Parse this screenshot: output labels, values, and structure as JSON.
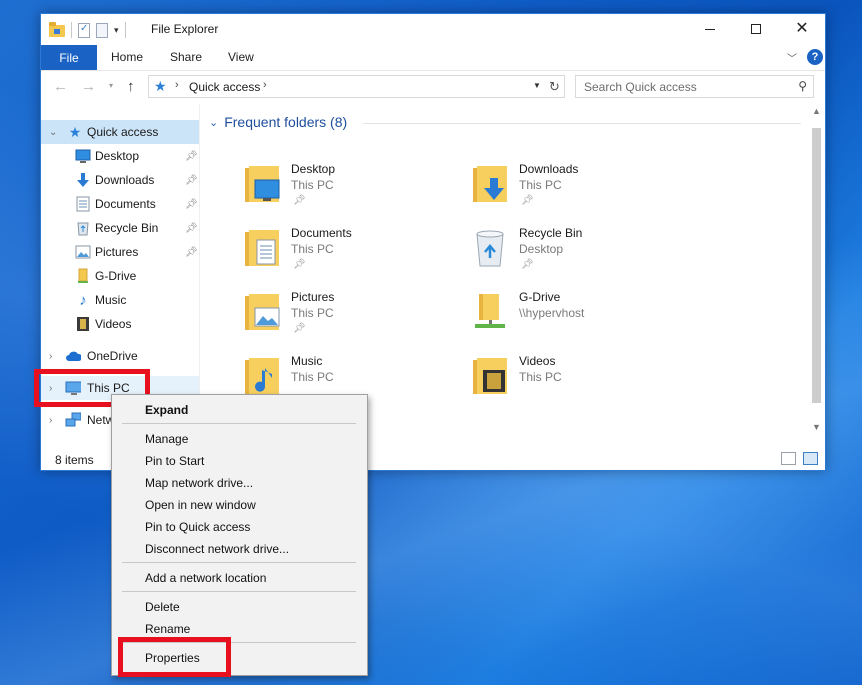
{
  "window": {
    "title": "File Explorer",
    "ribbon_tabs": [
      "File",
      "Home",
      "Share",
      "View"
    ]
  },
  "navbar": {
    "address_path": "Quick access",
    "search_placeholder": "Search Quick access"
  },
  "sidebar": {
    "quick_access": "Quick access",
    "items": [
      {
        "label": "Desktop",
        "pinned": true
      },
      {
        "label": "Downloads",
        "pinned": true
      },
      {
        "label": "Documents",
        "pinned": true
      },
      {
        "label": "Recycle Bin",
        "pinned": true
      },
      {
        "label": "Pictures",
        "pinned": true
      },
      {
        "label": "G-Drive",
        "pinned": false
      },
      {
        "label": "Music",
        "pinned": false
      },
      {
        "label": "Videos",
        "pinned": false
      }
    ],
    "onedrive": "OneDrive",
    "this_pc": "This PC",
    "network": "Netw"
  },
  "content": {
    "group_title": "Frequent folders (8)",
    "folders": [
      {
        "name": "Desktop",
        "location": "This PC",
        "pinned": true
      },
      {
        "name": "Downloads",
        "location": "This PC",
        "pinned": true
      },
      {
        "name": "Documents",
        "location": "This PC",
        "pinned": true
      },
      {
        "name": "Recycle Bin",
        "location": "Desktop",
        "pinned": true
      },
      {
        "name": "Pictures",
        "location": "This PC",
        "pinned": true
      },
      {
        "name": "G-Drive",
        "location": "\\\\hypervhost",
        "pinned": false
      },
      {
        "name": "Music",
        "location": "This PC",
        "pinned": false
      },
      {
        "name": "Videos",
        "location": "This PC",
        "pinned": false
      }
    ]
  },
  "status": {
    "item_count": "8 items"
  },
  "context_menu": {
    "items": [
      "Expand",
      "Manage",
      "Pin to Start",
      "Map network drive...",
      "Open in new window",
      "Pin to Quick access",
      "Disconnect network drive...",
      "Add a network location",
      "Delete",
      "Rename",
      "Properties"
    ]
  },
  "colors": {
    "accent": "#1a62c3",
    "selection": "#cce4f7",
    "highlight_box": "#e8101e",
    "folder": "#f4c74f"
  }
}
◆ ◆ ◆ ◆ ◆ ◆ ◆
_Task instructions_
Above are records to transcribe exactly; leave their pictures out.

_Full solution_
Parse this screenshot: output labels, values, and structure as JSON.
{
  "window": {
    "title": "File Explorer",
    "ribbon_tabs": [
      "File",
      "Home",
      "Share",
      "View"
    ]
  },
  "navbar": {
    "address_path": "Quick access",
    "search_placeholder": "Search Quick access"
  },
  "sidebar": {
    "quick_access": "Quick access",
    "items": [
      {
        "label": "Desktop",
        "pinned": true
      },
      {
        "label": "Downloads",
        "pinned": true
      },
      {
        "label": "Documents",
        "pinned": true
      },
      {
        "label": "Recycle Bin",
        "pinned": true
      },
      {
        "label": "Pictures",
        "pinned": true
      },
      {
        "label": "G-Drive",
        "pinned": false
      },
      {
        "label": "Music",
        "pinned": false
      },
      {
        "label": "Videos",
        "pinned": false
      }
    ],
    "onedrive": "OneDrive",
    "this_pc": "This PC",
    "network": "Netw"
  },
  "content": {
    "group_title": "Frequent folders (8)",
    "folders": [
      {
        "name": "Desktop",
        "location": "This PC",
        "pinned": true
      },
      {
        "name": "Downloads",
        "location": "This PC",
        "pinned": true
      },
      {
        "name": "Documents",
        "location": "This PC",
        "pinned": true
      },
      {
        "name": "Recycle Bin",
        "location": "Desktop",
        "pinned": true
      },
      {
        "name": "Pictures",
        "location": "This PC",
        "pinned": true
      },
      {
        "name": "G-Drive",
        "location": "\\\\hypervhost",
        "pinned": false
      },
      {
        "name": "Music",
        "location": "This PC",
        "pinned": false
      },
      {
        "name": "Videos",
        "location": "This PC",
        "pinned": false
      }
    ]
  },
  "status": {
    "item_count": "8 items"
  },
  "context_menu": {
    "items": [
      "Expand",
      "Manage",
      "Pin to Start",
      "Map network drive...",
      "Open in new window",
      "Pin to Quick access",
      "Disconnect network drive...",
      "Add a network location",
      "Delete",
      "Rename",
      "Properties"
    ]
  },
  "colors": {
    "accent": "#1a62c3",
    "selection": "#cce4f7",
    "highlight_box": "#e8101e",
    "folder": "#f4c74f"
  }
}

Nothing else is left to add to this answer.